## begin INFORMATION GIVEN
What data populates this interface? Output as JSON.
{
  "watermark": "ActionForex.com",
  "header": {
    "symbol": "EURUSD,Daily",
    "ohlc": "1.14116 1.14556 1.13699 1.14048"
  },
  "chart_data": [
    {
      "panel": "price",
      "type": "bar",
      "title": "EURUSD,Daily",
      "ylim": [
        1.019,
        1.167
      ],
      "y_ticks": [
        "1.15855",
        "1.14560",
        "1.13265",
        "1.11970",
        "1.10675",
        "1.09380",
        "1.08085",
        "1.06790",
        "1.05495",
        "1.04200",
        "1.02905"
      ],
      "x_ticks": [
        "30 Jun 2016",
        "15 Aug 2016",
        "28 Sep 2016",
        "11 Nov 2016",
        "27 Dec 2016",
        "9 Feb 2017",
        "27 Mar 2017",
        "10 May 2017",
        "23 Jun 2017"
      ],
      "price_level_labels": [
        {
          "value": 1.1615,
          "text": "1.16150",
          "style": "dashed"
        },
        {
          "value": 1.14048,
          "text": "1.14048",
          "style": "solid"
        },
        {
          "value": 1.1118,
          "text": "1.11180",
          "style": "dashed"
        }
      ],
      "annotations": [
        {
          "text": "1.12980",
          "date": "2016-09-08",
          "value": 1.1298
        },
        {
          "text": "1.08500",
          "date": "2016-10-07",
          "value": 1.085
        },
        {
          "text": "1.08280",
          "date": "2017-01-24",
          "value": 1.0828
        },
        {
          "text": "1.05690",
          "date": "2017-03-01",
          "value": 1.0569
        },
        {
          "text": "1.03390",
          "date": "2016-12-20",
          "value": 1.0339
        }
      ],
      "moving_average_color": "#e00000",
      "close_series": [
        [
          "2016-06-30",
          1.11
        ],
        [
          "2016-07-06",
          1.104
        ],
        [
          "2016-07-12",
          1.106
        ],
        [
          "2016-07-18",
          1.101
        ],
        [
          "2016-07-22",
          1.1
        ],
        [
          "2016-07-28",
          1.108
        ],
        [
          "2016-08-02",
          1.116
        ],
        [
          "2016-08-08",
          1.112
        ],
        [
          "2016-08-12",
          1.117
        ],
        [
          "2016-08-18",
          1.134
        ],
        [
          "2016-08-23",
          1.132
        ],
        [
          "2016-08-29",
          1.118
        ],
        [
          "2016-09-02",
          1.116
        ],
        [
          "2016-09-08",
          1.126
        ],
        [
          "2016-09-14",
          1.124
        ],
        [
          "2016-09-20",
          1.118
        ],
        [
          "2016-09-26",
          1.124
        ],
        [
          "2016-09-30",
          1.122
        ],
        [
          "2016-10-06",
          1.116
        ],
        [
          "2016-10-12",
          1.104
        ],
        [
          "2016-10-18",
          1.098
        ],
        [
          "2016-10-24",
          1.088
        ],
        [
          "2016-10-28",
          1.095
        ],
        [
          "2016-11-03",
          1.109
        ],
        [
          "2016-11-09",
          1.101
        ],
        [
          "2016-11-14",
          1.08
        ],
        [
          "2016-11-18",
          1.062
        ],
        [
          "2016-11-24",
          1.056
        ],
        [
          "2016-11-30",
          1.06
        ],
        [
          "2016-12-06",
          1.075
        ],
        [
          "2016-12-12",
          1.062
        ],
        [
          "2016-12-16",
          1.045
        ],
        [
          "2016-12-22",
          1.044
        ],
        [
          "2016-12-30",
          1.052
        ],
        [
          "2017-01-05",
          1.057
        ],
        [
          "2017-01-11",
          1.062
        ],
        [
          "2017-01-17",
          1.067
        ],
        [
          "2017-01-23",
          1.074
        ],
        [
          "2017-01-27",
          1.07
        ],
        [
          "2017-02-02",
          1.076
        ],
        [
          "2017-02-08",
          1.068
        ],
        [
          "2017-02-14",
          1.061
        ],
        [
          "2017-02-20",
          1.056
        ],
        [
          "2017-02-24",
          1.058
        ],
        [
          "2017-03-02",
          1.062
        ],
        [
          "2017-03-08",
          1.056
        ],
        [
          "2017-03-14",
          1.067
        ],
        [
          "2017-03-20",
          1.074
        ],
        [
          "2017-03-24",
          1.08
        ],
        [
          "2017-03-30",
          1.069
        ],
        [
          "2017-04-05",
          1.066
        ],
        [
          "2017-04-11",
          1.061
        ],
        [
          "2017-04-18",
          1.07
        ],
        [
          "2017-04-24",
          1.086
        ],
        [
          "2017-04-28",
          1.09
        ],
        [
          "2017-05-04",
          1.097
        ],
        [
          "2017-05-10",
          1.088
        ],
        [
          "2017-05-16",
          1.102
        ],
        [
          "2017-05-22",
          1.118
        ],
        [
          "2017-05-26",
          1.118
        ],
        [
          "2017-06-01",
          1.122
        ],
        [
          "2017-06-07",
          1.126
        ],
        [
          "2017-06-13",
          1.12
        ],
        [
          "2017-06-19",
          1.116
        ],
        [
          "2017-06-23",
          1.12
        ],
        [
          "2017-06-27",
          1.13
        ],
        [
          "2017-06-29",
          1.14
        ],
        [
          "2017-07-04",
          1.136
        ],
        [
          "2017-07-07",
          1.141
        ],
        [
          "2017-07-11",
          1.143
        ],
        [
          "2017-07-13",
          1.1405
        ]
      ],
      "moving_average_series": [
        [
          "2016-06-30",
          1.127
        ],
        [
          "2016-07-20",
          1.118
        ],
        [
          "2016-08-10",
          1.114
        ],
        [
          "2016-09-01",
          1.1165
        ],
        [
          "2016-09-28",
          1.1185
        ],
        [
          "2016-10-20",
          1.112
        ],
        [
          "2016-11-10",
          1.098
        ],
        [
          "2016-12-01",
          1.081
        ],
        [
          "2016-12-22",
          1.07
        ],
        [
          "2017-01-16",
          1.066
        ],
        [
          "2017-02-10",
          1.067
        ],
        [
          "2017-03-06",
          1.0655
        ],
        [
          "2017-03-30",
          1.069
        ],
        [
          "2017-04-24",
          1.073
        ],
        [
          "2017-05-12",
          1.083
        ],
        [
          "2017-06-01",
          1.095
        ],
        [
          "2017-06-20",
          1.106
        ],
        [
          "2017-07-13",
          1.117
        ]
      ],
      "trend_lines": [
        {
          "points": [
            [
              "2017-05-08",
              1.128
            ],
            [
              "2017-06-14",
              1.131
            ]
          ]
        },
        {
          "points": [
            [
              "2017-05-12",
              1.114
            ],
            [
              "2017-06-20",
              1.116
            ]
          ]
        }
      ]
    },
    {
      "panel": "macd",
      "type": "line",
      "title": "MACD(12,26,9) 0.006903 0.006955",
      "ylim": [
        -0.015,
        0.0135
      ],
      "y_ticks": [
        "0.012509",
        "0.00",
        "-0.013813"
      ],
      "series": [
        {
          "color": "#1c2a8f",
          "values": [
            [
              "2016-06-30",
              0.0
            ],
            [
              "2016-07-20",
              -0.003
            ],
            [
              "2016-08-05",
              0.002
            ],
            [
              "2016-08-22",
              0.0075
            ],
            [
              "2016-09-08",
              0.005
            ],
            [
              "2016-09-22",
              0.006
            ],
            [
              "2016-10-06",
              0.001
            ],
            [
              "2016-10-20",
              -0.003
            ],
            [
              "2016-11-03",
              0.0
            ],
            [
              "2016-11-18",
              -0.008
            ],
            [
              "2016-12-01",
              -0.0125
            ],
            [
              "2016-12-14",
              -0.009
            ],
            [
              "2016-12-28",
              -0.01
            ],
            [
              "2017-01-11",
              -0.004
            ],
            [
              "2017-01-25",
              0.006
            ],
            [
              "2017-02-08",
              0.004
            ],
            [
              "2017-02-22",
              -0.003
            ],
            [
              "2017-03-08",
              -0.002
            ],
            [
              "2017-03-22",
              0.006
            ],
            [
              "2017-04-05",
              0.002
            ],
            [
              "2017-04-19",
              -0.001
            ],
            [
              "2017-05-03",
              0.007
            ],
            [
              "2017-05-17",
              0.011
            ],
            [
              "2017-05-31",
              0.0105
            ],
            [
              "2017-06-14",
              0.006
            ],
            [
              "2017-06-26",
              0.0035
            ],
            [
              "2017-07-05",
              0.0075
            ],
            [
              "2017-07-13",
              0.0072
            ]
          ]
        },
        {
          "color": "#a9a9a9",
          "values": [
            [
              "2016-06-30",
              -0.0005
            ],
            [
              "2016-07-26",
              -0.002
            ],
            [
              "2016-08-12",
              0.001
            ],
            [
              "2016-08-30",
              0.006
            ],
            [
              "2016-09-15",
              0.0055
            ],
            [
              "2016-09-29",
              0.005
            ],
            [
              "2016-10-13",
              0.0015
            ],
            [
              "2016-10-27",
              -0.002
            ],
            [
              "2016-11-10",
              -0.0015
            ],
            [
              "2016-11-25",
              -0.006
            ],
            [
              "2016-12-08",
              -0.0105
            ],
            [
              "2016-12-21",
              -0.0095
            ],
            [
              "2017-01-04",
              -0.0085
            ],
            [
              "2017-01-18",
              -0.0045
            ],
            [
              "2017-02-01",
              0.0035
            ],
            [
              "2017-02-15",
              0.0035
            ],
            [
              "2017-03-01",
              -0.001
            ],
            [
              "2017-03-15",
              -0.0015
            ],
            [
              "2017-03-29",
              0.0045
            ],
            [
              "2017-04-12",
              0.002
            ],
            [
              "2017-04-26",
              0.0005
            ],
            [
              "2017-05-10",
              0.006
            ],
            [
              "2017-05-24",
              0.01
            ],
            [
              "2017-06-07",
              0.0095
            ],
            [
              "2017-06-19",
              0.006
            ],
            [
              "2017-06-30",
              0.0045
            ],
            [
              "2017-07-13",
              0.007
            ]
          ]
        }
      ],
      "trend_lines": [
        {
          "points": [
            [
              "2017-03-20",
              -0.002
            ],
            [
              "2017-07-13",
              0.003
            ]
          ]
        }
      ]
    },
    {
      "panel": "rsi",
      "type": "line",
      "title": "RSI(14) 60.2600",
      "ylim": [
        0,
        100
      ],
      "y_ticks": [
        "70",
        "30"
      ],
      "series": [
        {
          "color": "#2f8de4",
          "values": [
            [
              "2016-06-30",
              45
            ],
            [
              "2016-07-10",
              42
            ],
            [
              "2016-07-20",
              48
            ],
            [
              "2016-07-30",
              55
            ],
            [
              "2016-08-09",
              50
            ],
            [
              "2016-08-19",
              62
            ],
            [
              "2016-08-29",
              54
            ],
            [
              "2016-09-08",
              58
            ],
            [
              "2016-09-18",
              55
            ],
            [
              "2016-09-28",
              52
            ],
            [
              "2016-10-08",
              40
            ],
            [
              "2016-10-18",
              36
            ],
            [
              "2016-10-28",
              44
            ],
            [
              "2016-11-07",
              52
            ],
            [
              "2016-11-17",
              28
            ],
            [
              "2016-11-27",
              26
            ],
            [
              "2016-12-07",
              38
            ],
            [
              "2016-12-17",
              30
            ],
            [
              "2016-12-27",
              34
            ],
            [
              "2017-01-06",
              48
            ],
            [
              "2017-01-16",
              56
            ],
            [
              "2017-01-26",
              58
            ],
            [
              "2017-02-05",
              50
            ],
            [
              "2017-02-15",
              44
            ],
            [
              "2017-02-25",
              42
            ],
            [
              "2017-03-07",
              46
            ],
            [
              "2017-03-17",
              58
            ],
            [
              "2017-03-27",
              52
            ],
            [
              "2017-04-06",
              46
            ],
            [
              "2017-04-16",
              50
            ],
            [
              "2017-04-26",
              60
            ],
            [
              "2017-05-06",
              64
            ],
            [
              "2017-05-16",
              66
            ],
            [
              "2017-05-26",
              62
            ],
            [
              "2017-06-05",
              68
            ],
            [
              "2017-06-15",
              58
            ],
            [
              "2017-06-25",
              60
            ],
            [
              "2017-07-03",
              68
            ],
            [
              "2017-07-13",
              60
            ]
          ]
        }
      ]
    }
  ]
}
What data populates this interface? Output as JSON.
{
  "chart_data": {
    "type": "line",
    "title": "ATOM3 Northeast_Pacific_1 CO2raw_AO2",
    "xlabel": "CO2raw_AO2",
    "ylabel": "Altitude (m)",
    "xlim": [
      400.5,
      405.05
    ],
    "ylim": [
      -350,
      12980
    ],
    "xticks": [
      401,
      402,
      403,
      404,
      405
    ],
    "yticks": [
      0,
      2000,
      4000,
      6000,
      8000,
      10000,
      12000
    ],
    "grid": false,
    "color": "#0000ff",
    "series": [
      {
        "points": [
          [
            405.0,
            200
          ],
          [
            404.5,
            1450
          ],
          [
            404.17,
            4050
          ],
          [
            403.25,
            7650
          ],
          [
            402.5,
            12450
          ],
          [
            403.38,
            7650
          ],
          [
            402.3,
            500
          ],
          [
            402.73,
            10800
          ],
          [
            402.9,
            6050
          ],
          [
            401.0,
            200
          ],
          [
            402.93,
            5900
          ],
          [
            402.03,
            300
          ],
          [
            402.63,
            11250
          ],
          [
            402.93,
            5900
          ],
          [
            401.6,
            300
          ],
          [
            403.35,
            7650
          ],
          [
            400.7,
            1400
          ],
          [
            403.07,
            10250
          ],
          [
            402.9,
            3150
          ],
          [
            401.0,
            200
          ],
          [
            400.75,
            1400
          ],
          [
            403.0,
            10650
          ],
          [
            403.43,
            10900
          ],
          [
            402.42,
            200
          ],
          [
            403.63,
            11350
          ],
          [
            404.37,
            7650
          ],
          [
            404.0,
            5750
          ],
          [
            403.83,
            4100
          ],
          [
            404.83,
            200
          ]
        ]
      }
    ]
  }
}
## end INFORMATION GIVEN
Please list every line of the records that contains "Daily".

    "symbol": "EURUSD,Daily",
      "title": "EURUSD,Daily",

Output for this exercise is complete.